## [Exercise details]
Copy the rows below, swapping every "recognition-result" for "ocr-result" and leaving the rest untouched.

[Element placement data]
·····

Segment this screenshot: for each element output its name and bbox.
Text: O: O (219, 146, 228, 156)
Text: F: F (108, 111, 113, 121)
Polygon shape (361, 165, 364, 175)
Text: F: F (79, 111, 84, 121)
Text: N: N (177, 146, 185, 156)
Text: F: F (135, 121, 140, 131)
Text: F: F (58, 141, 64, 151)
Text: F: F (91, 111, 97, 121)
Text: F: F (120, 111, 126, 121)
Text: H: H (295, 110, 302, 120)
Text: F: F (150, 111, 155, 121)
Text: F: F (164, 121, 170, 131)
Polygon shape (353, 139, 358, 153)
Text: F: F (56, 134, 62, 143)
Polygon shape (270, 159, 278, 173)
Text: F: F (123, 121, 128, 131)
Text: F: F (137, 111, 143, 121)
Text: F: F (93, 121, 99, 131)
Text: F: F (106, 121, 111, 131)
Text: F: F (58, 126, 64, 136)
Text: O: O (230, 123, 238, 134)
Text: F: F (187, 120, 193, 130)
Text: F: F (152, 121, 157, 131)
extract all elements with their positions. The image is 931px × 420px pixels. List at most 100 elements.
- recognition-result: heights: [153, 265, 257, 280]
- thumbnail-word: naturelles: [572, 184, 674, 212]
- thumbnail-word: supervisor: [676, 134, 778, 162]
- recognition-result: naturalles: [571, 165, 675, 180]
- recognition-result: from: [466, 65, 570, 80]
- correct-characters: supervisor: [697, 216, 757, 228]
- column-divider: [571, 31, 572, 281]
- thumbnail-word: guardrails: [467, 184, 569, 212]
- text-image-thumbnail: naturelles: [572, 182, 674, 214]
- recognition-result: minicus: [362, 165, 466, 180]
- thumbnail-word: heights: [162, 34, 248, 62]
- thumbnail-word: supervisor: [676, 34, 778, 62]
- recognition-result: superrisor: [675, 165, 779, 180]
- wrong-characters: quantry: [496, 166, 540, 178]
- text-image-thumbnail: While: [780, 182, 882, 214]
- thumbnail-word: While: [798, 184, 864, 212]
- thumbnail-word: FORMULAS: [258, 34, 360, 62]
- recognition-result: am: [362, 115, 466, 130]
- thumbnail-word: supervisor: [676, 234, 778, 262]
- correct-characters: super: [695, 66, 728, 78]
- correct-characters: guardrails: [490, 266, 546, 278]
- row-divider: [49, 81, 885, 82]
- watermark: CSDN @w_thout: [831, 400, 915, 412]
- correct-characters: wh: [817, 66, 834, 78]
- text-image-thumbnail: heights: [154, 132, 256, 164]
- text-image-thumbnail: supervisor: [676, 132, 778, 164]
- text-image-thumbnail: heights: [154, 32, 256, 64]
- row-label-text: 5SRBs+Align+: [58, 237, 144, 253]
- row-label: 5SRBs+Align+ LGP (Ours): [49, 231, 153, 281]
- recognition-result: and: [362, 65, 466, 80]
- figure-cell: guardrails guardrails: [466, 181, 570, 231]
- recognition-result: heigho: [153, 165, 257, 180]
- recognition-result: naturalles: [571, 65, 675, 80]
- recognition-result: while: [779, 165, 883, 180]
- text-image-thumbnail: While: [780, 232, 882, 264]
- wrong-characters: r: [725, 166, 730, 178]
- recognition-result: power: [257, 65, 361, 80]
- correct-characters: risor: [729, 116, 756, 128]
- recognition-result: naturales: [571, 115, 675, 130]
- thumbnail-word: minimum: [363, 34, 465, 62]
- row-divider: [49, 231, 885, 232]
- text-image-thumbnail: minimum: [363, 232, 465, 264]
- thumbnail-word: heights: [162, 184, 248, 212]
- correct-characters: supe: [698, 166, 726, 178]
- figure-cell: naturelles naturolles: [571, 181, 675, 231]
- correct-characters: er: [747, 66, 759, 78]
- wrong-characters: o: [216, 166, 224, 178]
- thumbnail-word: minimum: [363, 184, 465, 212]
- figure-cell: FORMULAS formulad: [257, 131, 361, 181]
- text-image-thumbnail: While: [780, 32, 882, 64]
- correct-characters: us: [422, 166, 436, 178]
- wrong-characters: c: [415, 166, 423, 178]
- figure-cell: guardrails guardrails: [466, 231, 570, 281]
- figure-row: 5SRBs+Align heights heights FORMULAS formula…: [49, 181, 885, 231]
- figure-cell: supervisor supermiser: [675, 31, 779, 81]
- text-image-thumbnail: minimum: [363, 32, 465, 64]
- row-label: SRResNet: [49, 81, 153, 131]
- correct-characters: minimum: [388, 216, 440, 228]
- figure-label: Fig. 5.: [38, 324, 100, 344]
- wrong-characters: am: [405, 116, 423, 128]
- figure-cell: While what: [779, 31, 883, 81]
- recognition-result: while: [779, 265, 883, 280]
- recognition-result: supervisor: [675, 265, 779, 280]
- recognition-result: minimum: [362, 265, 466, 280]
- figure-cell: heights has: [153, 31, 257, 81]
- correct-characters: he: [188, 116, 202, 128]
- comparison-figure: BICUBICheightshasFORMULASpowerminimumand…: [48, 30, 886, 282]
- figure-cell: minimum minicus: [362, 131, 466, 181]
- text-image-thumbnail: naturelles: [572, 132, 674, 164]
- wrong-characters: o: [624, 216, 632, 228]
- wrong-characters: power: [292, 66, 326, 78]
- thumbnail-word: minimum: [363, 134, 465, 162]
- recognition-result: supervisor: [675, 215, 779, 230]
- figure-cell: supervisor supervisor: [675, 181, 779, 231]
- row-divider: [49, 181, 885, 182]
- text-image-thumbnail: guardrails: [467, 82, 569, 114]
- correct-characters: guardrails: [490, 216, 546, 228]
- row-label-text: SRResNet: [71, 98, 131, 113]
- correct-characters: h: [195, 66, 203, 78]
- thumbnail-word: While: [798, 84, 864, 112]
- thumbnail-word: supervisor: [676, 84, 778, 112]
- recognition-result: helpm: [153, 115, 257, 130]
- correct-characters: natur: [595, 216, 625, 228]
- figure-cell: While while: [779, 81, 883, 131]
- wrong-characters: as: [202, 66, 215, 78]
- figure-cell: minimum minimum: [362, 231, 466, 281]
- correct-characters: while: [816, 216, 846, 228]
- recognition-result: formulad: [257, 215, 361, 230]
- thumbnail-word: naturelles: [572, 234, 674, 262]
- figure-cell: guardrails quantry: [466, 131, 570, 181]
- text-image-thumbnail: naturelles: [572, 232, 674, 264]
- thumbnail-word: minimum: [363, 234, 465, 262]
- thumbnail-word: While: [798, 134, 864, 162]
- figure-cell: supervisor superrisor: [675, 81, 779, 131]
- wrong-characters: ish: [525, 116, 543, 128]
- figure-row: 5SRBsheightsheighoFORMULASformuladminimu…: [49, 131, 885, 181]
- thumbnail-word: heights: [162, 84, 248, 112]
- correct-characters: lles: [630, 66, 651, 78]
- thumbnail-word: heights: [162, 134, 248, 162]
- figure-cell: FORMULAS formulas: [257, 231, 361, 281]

·····

## [Solution to this problem]
Segment this screenshot: for each element output its name and bbox.
Text: O: O (219, 146, 228, 156)
Text: F: F (108, 111, 113, 121)
Polygon shape (361, 165, 364, 175)
Text: F: F (79, 111, 84, 121)
Text: N: N (177, 146, 185, 156)
Text: F: F (135, 121, 140, 131)
Text: F: F (58, 141, 64, 151)
Text: F: F (91, 111, 97, 121)
Text: F: F (120, 111, 126, 121)
Text: H: H (295, 110, 302, 120)
Text: F: F (150, 111, 155, 121)
Text: F: F (164, 121, 170, 131)
Polygon shape (353, 139, 358, 153)
Text: F: F (56, 134, 62, 143)
Polygon shape (270, 159, 278, 173)
Text: F: F (123, 121, 128, 131)
Text: F: F (137, 111, 143, 121)
Text: F: F (93, 121, 99, 131)
Text: F: F (106, 121, 111, 131)
Text: F: F (58, 126, 64, 136)
Text: O: O (230, 123, 238, 134)
Text: F: F (187, 120, 193, 130)
Text: F: F (152, 121, 157, 131)
extract all elements with their positions. The image is 931px × 420px pixels. List at most 100 elements.
- ocr-result: heights: [153, 265, 257, 280]
- thumbnail-word: naturelles: [572, 184, 674, 212]
- thumbnail-word: supervisor: [676, 134, 778, 162]
- ocr-result: naturalles: [571, 165, 675, 180]
- ocr-result: from: [466, 65, 570, 80]
- correct-characters: supervisor: [697, 216, 757, 228]
- column-divider: [571, 31, 572, 281]
- thumbnail-word: guardrails: [467, 184, 569, 212]
- text-image-thumbnail: naturelles: [572, 182, 674, 214]
- ocr-result: minicus: [362, 165, 466, 180]
- thumbnail-word: heights: [162, 34, 248, 62]
- thumbnail-word: supervisor: [676, 34, 778, 62]
- ocr-result: superrisor: [675, 165, 779, 180]
- wrong-characters: quantry: [496, 166, 540, 178]
- text-image-thumbnail: While: [780, 182, 882, 214]
- thumbnail-word: While: [798, 184, 864, 212]
- thumbnail-word: FORMULAS: [258, 34, 360, 62]
- ocr-result: am: [362, 115, 466, 130]
- thumbnail-word: supervisor: [676, 234, 778, 262]
- correct-characters: super: [695, 66, 728, 78]
- correct-characters: guardrails: [490, 266, 546, 278]
- row-divider: [49, 81, 885, 82]
- watermark: CSDN @w_thout: [831, 400, 915, 412]
- correct-characters: wh: [817, 66, 834, 78]
- text-image-thumbnail: heights: [154, 132, 256, 164]
- text-image-thumbnail: supervisor: [676, 132, 778, 164]
- text-image-thumbnail: heights: [154, 32, 256, 64]
- row-label-text: 5SRBs+Align+: [58, 237, 144, 253]
- row-label: 5SRBs+Align+ LGP (Ours): [49, 231, 153, 281]
- ocr-result: and: [362, 65, 466, 80]
- figure-cell: guardrails guardrails: [466, 181, 570, 231]
- ocr-result: heigho: [153, 165, 257, 180]
- ocr-result: naturalles: [571, 65, 675, 80]
- ocr-result: while: [779, 165, 883, 180]
- text-image-thumbnail: While: [780, 232, 882, 264]
- wrong-characters: r: [725, 166, 730, 178]
- ocr-result: power: [257, 65, 361, 80]
- correct-characters: risor: [729, 116, 756, 128]
- ocr-result: naturales: [571, 115, 675, 130]
- thumbnail-word: minimum: [363, 34, 465, 62]
- row-divider: [49, 231, 885, 232]
- text-image-thumbnail: minimum: [363, 232, 465, 264]
- thumbnail-word: heights: [162, 184, 248, 212]
- correct-characters: supe: [698, 166, 726, 178]
- figure-cell: naturelles naturolles: [571, 181, 675, 231]
- correct-characters: er: [747, 66, 759, 78]
- wrong-characters: o: [216, 166, 224, 178]
- thumbnail-word: minimum: [363, 184, 465, 212]
- figure-cell: FORMULAS formulad: [257, 131, 361, 181]
- text-image-thumbnail: While: [780, 32, 882, 64]
- correct-characters: us: [422, 166, 436, 178]
- wrong-characters: c: [415, 166, 423, 178]
- figure-cell: guardrails guardrails: [466, 231, 570, 281]
- figure-row: 5SRBs+Align heights heights FORMULAS formula…: [49, 181, 885, 231]
- figure-cell: supervisor supermiser: [675, 31, 779, 81]
- text-image-thumbnail: minimum: [363, 32, 465, 64]
- row-label: SRResNet: [49, 81, 153, 131]
- correct-characters: minimum: [388, 216, 440, 228]
- figure-label: Fig. 5.: [38, 324, 100, 344]
- wrong-characters: am: [405, 116, 423, 128]
- figure-cell: While what: [779, 31, 883, 81]
- ocr-result: while: [779, 265, 883, 280]
- ocr-result: supervisor: [675, 265, 779, 280]
- ocr-result: minimum: [362, 265, 466, 280]
- figure-cell: heights has: [153, 31, 257, 81]
- correct-characters: he: [188, 116, 202, 128]
- comparison-figure: BICUBICheightshasFORMULASpowerminimumand…: [48, 30, 886, 282]
- figure-cell: minimum minicus: [362, 131, 466, 181]
- text-image-thumbnail: naturelles: [572, 132, 674, 164]
- wrong-characters: o: [624, 216, 632, 228]
- wrong-characters: power: [292, 66, 326, 78]
- thumbnail-word: minimum: [363, 134, 465, 162]
- ocr-result: supervisor: [675, 215, 779, 230]
- figure-cell: supervisor supervisor: [675, 181, 779, 231]
- row-divider: [49, 181, 885, 182]
- text-image-thumbnail: guardrails: [467, 82, 569, 114]
- correct-characters: guardrails: [490, 216, 546, 228]
- row-label-text: SRResNet: [71, 98, 131, 113]
- correct-characters: h: [195, 66, 203, 78]
- thumbnail-word: While: [798, 84, 864, 112]
- thumbnail-word: supervisor: [676, 84, 778, 112]
- ocr-result: helpm: [153, 115, 257, 130]
- correct-characters: natur: [595, 216, 625, 228]
- figure-cell: While while: [779, 81, 883, 131]
- wrong-characters: as: [202, 66, 215, 78]
- figure-cell: minimum minimum: [362, 231, 466, 281]
- correct-characters: while: [816, 216, 846, 228]
- ocr-result: formulad: [257, 215, 361, 230]
- thumbnail-word: naturelles: [572, 234, 674, 262]
- figure-cell: guardrails quantry: [466, 131, 570, 181]
- text-image-thumbnail: naturelles: [572, 232, 674, 264]
- thumbnail-word: minimum: [363, 234, 465, 262]
- thumbnail-word: While: [798, 134, 864, 162]
- figure-cell: supervisor superrisor: [675, 81, 779, 131]
- wrong-characters: ish: [525, 116, 543, 128]
- figure-row: 5SRBsheightsheighoFORMULASformuladminimu…: [49, 131, 885, 181]
- thumbnail-word: heights: [162, 84, 248, 112]
- correct-characters: lles: [630, 66, 651, 78]
- thumbnail-word: heights: [162, 134, 248, 162]
- figure-cell: FORMULAS formulas: [257, 231, 361, 281]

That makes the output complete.